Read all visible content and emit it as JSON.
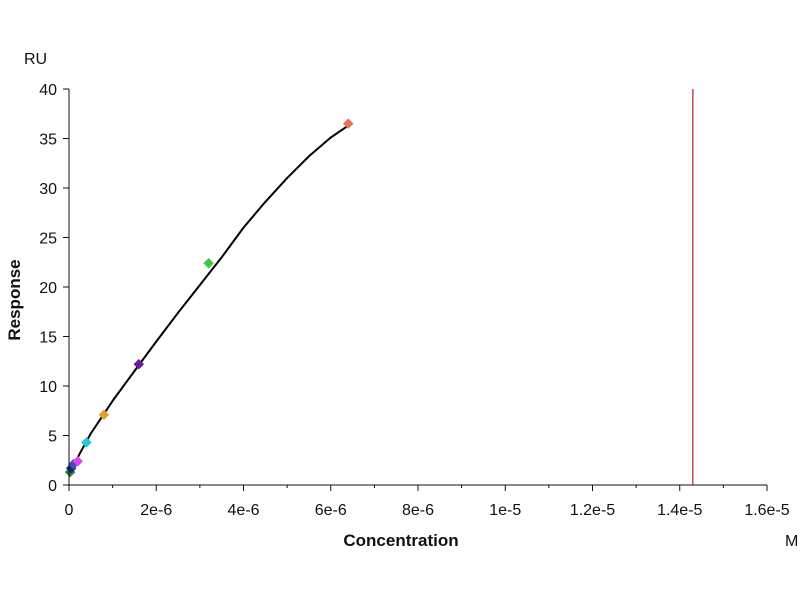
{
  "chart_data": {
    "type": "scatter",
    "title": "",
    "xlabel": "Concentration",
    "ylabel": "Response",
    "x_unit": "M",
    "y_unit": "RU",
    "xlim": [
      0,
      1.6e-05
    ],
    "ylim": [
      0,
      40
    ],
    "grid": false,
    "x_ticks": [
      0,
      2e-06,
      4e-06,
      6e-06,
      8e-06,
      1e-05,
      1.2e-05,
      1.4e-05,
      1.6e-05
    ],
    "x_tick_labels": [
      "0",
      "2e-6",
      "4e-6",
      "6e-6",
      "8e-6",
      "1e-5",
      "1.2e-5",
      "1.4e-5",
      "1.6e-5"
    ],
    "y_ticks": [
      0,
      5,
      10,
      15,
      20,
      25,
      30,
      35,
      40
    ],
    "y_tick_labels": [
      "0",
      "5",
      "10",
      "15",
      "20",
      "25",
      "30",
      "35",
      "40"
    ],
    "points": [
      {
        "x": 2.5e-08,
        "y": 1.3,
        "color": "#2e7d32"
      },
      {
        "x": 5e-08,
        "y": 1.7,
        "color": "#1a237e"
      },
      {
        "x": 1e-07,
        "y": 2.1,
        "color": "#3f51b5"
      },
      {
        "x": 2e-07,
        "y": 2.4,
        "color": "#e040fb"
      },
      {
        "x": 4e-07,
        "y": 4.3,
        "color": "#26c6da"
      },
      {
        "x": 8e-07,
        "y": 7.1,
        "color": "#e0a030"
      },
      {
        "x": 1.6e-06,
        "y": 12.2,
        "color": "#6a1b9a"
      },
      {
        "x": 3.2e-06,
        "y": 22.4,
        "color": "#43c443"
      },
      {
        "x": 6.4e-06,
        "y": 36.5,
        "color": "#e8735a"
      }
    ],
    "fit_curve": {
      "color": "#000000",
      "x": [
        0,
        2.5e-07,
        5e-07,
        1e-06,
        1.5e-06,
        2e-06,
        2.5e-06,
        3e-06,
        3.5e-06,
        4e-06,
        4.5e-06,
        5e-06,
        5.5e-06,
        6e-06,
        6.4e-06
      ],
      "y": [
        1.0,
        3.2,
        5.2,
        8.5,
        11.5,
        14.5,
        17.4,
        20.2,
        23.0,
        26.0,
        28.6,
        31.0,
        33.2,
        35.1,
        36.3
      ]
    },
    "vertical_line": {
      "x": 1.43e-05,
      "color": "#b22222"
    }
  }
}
--------
== Task instructions ==
In the records above, find each line with the word "color" and copy it.

== Task response ==
        "color": "#2e7d32"
        "color": "#1a237e"
        "color": "#3f51b5"
        "color": "#e040fb"
        "color": "#26c6da"
        "color": "#e0a030"
        "color": "#6a1b9a"
        "color": "#43c443"
        "color": "#e8735a"
      "color": "#000000",
      "color": "#b22222"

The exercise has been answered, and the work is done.